Record set
◆ ◆ ◆ ◆ ◆

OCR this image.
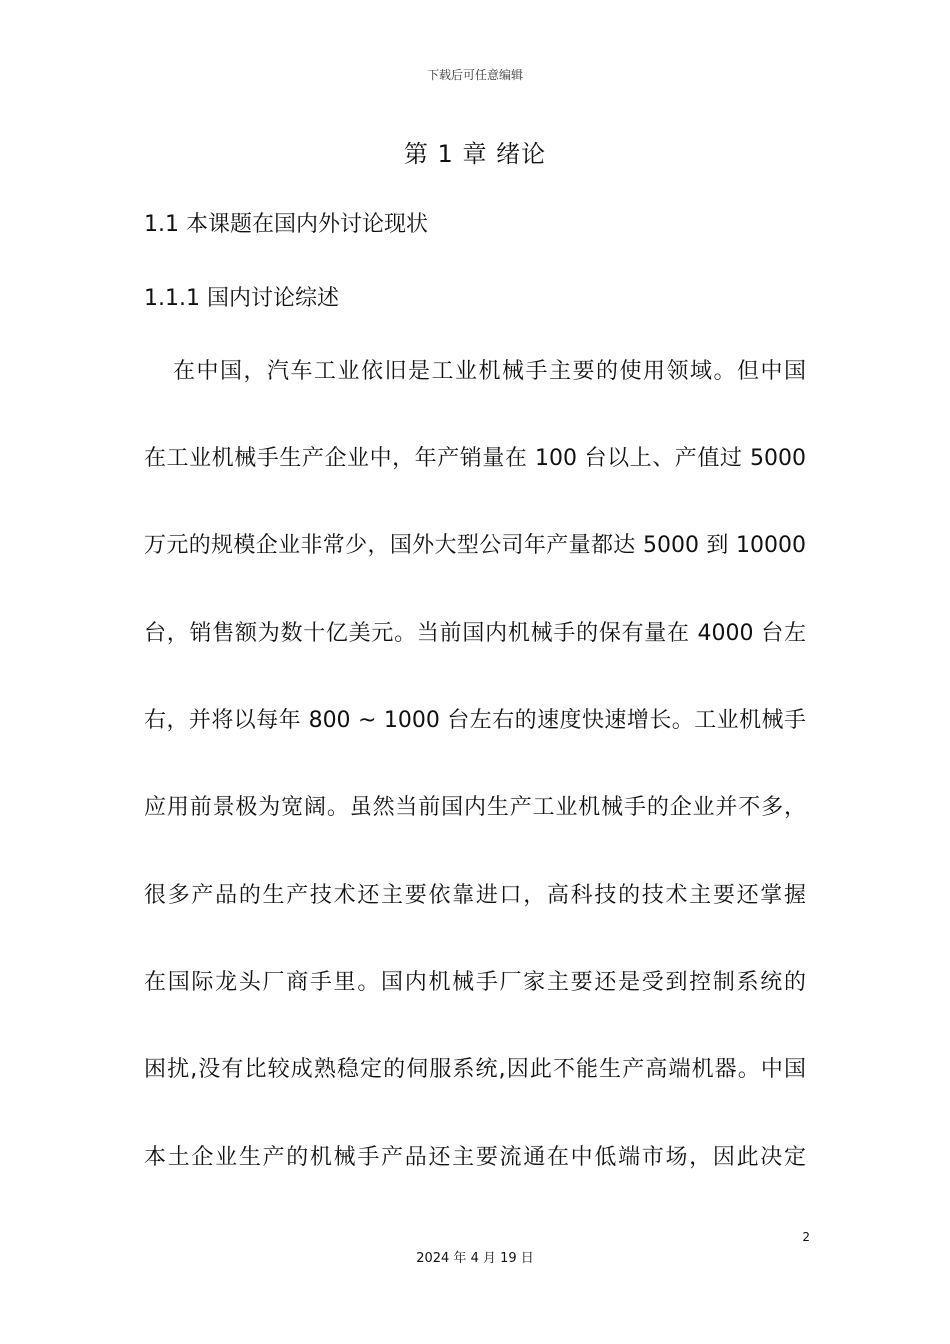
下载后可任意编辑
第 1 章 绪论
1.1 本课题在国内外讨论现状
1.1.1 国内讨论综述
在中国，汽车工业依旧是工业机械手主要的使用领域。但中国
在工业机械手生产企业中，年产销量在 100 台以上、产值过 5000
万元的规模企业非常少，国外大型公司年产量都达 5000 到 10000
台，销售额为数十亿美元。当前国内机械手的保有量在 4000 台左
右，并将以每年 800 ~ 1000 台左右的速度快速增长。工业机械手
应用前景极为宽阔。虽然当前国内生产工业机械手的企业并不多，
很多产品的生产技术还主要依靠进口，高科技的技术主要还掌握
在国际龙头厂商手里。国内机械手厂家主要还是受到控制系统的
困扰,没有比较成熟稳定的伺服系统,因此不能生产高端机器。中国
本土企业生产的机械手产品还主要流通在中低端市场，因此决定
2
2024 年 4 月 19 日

◆ ◆ ◆ ◆ ◆

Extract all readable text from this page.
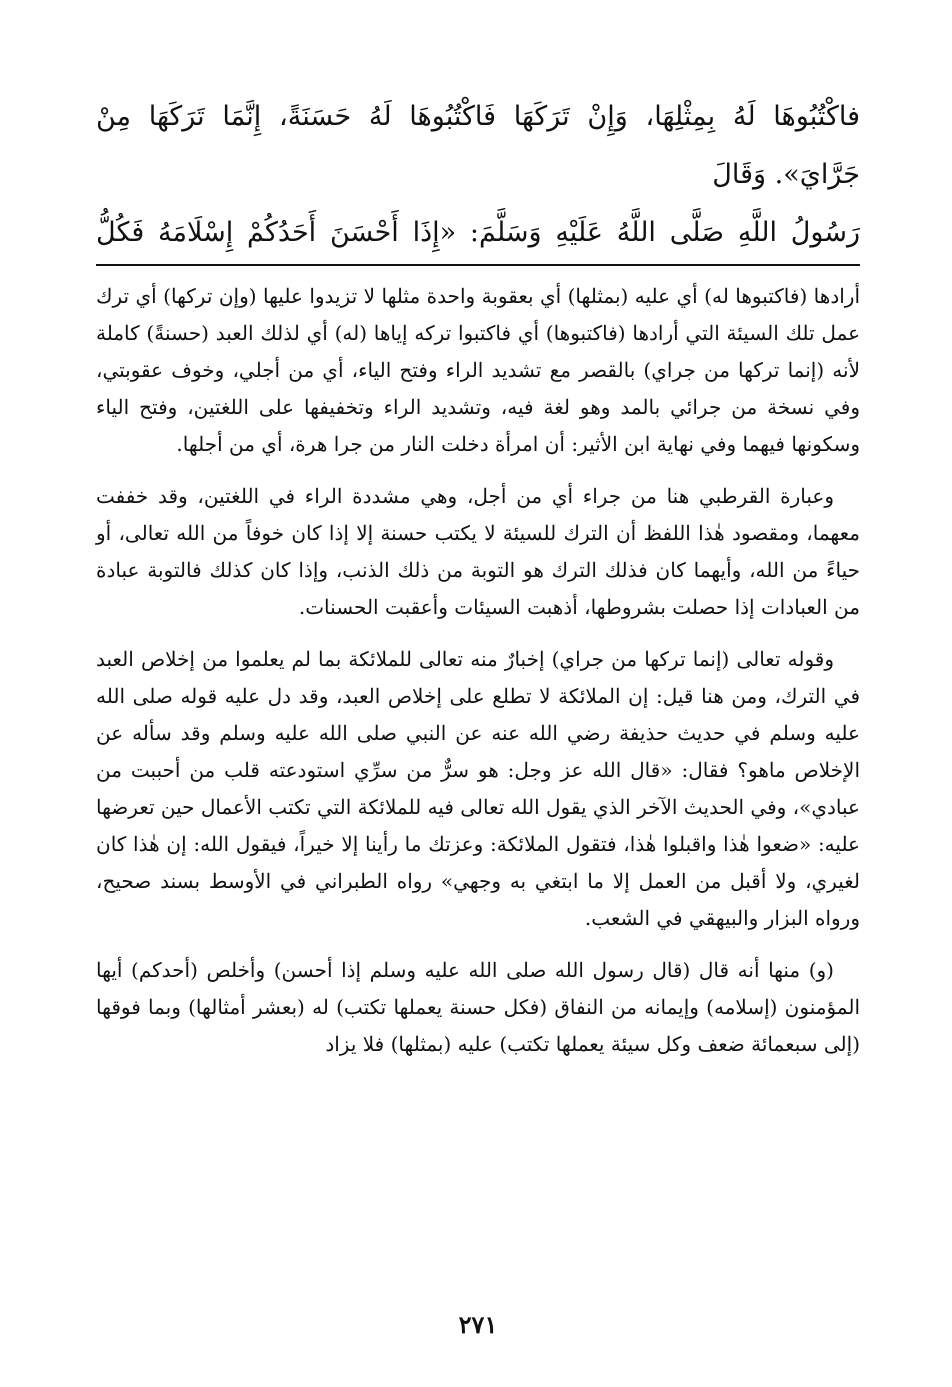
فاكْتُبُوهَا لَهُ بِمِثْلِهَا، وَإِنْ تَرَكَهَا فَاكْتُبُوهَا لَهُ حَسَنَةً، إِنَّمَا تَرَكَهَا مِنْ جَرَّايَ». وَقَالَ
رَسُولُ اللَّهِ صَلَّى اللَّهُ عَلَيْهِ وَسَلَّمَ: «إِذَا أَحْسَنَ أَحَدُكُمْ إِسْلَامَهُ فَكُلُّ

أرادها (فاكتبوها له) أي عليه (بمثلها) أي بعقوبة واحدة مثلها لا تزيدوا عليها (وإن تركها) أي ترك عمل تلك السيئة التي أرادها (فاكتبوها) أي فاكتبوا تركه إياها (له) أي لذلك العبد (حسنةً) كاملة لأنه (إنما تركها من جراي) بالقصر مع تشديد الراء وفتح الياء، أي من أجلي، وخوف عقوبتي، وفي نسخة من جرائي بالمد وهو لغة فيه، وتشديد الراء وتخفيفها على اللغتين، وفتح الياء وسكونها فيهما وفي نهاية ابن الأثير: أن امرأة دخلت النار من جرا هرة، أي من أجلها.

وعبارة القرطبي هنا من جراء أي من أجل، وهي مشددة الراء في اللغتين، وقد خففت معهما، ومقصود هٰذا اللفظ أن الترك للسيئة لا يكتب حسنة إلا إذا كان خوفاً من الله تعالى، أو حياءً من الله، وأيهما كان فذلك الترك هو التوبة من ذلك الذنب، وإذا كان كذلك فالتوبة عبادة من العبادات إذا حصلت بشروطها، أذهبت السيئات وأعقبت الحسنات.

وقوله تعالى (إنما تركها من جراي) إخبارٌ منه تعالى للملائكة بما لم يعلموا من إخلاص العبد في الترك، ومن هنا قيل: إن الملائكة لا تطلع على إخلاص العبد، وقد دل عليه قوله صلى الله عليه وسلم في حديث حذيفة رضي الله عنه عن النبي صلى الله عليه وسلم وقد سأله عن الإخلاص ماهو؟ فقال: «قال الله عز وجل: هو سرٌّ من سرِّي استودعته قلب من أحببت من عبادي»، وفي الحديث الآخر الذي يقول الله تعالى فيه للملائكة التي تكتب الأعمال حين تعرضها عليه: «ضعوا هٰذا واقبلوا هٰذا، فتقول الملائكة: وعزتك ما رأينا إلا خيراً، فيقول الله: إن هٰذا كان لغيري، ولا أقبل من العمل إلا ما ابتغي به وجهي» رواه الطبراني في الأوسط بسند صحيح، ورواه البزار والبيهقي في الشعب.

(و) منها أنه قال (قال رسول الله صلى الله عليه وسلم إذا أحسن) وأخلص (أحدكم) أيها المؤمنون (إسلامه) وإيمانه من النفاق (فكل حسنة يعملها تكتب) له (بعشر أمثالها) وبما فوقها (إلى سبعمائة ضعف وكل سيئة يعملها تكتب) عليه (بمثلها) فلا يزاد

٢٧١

◆ ◆ ◆ ◆ ◆

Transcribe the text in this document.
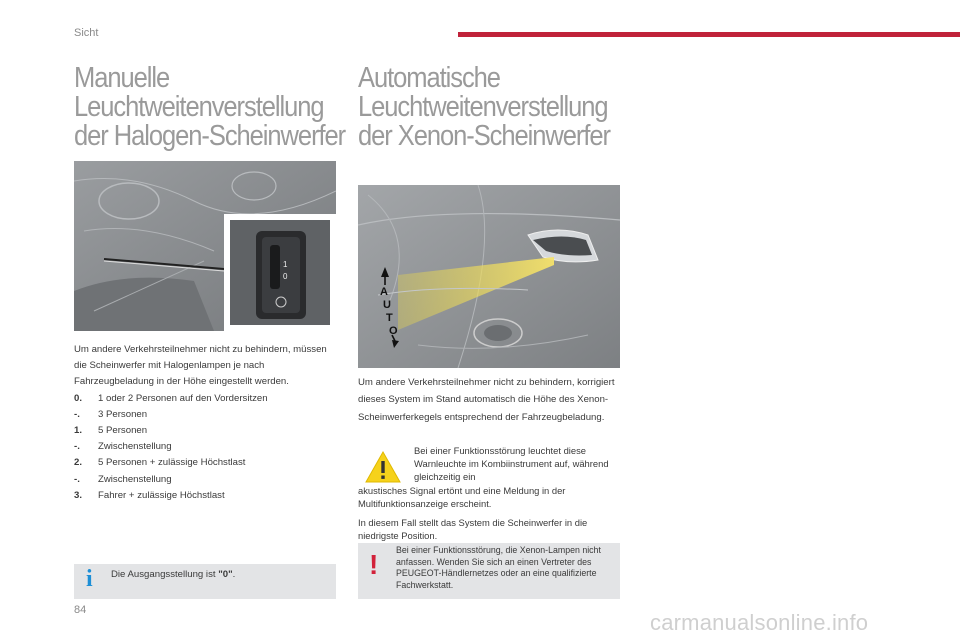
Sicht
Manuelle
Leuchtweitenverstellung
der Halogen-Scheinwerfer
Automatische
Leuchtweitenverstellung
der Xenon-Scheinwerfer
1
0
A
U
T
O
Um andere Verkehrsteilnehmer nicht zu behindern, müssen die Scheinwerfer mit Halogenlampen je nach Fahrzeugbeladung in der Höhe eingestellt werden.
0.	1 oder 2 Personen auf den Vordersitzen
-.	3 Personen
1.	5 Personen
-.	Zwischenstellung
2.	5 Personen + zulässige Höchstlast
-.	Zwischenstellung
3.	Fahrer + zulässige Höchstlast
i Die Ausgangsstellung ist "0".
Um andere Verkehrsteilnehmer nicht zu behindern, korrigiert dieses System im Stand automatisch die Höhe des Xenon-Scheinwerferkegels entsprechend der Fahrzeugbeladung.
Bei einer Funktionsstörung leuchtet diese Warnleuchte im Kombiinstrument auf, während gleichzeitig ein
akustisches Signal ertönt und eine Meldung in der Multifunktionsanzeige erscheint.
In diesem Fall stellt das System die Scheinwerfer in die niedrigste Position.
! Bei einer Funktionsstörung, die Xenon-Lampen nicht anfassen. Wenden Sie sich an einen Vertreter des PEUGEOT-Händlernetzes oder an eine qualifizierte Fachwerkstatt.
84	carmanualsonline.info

◆ ◆ ◆ ◆ ◆

What to work on
Locate the string "einer" in the listing above and copy every line where it occurs.

Task response
Bei einer Funktionsstörung leuchtet diese Warnleuchte im Kombiinstrument auf, während gleichzeitig ein
! Bei einer Funktionsstörung, die Xenon-Lampen nicht anfassen. Wenden Sie sich an einen Vertreter des PEUGEOT-Händlernetzes oder an eine qualifizierte Fachwerkstatt.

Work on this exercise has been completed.